* Brief *
Write the material out again exactly.

··· Task data

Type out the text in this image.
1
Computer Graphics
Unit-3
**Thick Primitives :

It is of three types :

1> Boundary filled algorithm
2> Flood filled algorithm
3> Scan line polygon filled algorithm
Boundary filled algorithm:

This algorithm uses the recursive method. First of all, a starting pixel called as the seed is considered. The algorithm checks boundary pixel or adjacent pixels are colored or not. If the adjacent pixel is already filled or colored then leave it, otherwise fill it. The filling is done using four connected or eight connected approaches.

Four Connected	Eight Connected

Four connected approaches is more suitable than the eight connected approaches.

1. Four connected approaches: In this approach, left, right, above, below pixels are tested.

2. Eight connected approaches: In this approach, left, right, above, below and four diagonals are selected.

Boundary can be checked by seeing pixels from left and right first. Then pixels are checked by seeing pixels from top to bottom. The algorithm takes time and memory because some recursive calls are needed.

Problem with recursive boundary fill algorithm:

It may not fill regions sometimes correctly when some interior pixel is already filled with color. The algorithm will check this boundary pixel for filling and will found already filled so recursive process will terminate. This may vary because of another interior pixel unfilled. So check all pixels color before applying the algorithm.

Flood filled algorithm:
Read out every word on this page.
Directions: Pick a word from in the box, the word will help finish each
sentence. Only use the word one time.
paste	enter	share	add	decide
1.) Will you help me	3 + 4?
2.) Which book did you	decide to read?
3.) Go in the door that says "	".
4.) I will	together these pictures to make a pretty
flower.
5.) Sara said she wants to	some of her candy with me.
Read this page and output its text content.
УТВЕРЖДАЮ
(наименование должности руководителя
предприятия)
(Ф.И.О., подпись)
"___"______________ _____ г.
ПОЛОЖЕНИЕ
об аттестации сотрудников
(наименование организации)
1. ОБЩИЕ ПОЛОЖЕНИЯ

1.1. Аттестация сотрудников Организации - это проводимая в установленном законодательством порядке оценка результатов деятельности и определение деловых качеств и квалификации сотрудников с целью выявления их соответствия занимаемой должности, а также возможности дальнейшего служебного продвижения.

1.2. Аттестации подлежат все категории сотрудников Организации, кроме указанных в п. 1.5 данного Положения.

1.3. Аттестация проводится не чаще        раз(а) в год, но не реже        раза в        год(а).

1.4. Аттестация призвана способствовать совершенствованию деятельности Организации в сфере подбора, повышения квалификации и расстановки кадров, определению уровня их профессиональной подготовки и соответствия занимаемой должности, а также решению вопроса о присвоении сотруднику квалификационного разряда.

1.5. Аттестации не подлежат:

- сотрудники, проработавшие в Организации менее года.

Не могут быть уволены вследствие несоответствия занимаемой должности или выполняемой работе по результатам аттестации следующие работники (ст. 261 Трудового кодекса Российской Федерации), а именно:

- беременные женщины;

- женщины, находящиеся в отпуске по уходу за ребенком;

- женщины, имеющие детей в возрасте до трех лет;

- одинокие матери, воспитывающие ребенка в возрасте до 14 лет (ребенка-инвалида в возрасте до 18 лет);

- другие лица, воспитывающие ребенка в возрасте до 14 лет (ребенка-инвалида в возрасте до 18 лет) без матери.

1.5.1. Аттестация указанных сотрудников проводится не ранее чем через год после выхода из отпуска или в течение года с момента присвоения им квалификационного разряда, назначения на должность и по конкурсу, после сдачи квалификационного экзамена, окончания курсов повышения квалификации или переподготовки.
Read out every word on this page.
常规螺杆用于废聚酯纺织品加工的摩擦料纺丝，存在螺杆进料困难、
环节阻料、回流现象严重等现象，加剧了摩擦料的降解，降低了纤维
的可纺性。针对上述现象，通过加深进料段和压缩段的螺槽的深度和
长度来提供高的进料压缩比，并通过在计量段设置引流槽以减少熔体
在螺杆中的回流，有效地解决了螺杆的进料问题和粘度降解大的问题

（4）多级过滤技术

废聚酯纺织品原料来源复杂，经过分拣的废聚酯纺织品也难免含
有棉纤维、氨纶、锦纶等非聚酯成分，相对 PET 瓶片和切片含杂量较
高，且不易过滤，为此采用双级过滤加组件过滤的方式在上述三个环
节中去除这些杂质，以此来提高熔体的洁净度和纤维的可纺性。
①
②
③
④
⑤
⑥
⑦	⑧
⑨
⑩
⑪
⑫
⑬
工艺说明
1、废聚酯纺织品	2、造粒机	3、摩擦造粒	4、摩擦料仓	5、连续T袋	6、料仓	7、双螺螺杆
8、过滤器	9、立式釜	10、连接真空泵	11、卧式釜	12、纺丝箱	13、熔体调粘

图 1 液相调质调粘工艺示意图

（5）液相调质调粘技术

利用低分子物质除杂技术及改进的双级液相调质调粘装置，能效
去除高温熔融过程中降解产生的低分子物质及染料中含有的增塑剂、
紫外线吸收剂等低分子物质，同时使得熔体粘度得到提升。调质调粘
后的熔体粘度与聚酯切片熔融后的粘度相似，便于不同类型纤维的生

······

* Exercise result *
Type out the text in this image.
1
Computer Graphics
Unit-3
**Thick Primitives :

It is of three types :

1> Boundary filled algorithm
2> Flood filled algorithm
3> Scan line polygon filled algorithm
Boundary filled algorithm:

This algorithm uses the recursive method. First of all, a starting pixel called as the seed is considered. The algorithm checks boundary pixel or adjacent pixels are colored or not. If the adjacent pixel is already filled or colored then leave it, otherwise fill it. The filling is done using four connected or eight connected approaches.

Four Connected	Eight Connected

Four connected approaches is more suitable than the eight connected approaches.

1. Four connected approaches: In this approach, left, right, above, below pixels are tested.

2. Eight connected approaches: In this approach, left, right, above, below and four diagonals are selected.

Boundary can be checked by seeing pixels from left and right first. Then pixels are checked by seeing pixels from top to bottom. The algorithm takes time and memory because some recursive calls are needed.

Problem with recursive boundary fill algorithm:

It may not fill regions sometimes correctly when some interior pixel is already filled with color. The algorithm will check this boundary pixel for filling and will found already filled so recursive process will terminate. This may vary because of another interior pixel unfilled. So check all pixels color before applying the algorithm.

Flood filled algorithm:
Read out every word on this page.
Directions: Pick a word from in the box, the word will help finish each
sentence. Only use the word one time.
paste	enter	share	add	decide
1.) Will you help me	3 + 4?
2.) Which book did you	decide to read?
3.) Go in the door that says "	".
4.) I will	together these pictures to make a pretty
flower.
5.) Sara said she wants to	some of her candy with me.
Read this page and output its text content.
УТВЕРЖДАЮ
(наименование должности руководителя
предприятия)
(Ф.И.О., подпись)
"___"______________ _____ г.
ПОЛОЖЕНИЕ
об аттестации сотрудников
(наименование организации)
1. ОБЩИЕ ПОЛОЖЕНИЯ

1.1. Аттестация сотрудников Организации - это проводимая в установленном законодательством порядке оценка результатов деятельности и определение деловых качеств и квалификации сотрудников с целью выявления их соответствия занимаемой должности, а также возможности дальнейшего служебного продвижения.

1.2. Аттестации подлежат все категории сотрудников Организации, кроме указанных в п. 1.5 данного Положения.

1.3. Аттестация проводится не чаще        раз(а) в год, но не реже        раза в        год(а).

1.4. Аттестация призвана способствовать совершенствованию деятельности Организации в сфере подбора, повышения квалификации и расстановки кадров, определению уровня их профессиональной подготовки и соответствия занимаемой должности, а также решению вопроса о присвоении сотруднику квалификационного разряда.

1.5. Аттестации не подлежат:

- сотрудники, проработавшие в Организации менее года.

Не могут быть уволены вследствие несоответствия занимаемой должности или выполняемой работе по результатам аттестации следующие работники (ст. 261 Трудового кодекса Российской Федерации), а именно:

- беременные женщины;

- женщины, находящиеся в отпуске по уходу за ребенком;

- женщины, имеющие детей в возрасте до трех лет;

- одинокие матери, воспитывающие ребенка в возрасте до 14 лет (ребенка-инвалида в возрасте до 18 лет);

- другие лица, воспитывающие ребенка в возрасте до 14 лет (ребенка-инвалида в возрасте до 18 лет) без матери.

1.5.1. Аттестация указанных сотрудников проводится не ранее чем через год после выхода из отпуска или в течение года с момента присвоения им квалификационного разряда, назначения на должность и по конкурсу, после сдачи квалификационного экзамена, окончания курсов повышения квалификации или переподготовки.
Read out every word on this page.
常规螺杆用于废聚酯纺织品加工的摩擦料纺丝，存在螺杆进料困难、
环节阻料、回流现象严重等现象，加剧了摩擦料的降解，降低了纤维
的可纺性。针对上述现象，通过加深进料段和压缩段的螺槽的深度和
长度来提供高的进料压缩比，并通过在计量段设置引流槽以减少熔体
在螺杆中的回流，有效地解决了螺杆的进料问题和粘度降解大的问题

（4）多级过滤技术

废聚酯纺织品原料来源复杂，经过分拣的废聚酯纺织品也难免含
有棉纤维、氨纶、锦纶等非聚酯成分，相对 PET 瓶片和切片含杂量较
高，且不易过滤，为此采用双级过滤加组件过滤的方式在上述三个环
节中去除这些杂质，以此来提高熔体的洁净度和纤维的可纺性。
①
②
③
④
⑤
⑥
⑦	⑧
⑨
⑩
⑪
⑫
⑬
工艺说明
1、废聚酯纺织品	2、造粒机	3、摩擦造粒	4、摩擦料仓	5、连续T袋	6、料仓	7、双螺螺杆
8、过滤器	9、立式釜	10、连接真空泵	11、卧式釜	12、纺丝箱	13、熔体调粘

图 1 液相调质调粘工艺示意图

（5）液相调质调粘技术

利用低分子物质除杂技术及改进的双级液相调质调粘装置，能效
去除高温熔融过程中降解产生的低分子物质及染料中含有的增塑剂、
紫外线吸收剂等低分子物质，同时使得熔体粘度得到提升。调质调粘
后的熔体粘度与聚酯切片熔融后的粘度相似，便于不同类型纤维的生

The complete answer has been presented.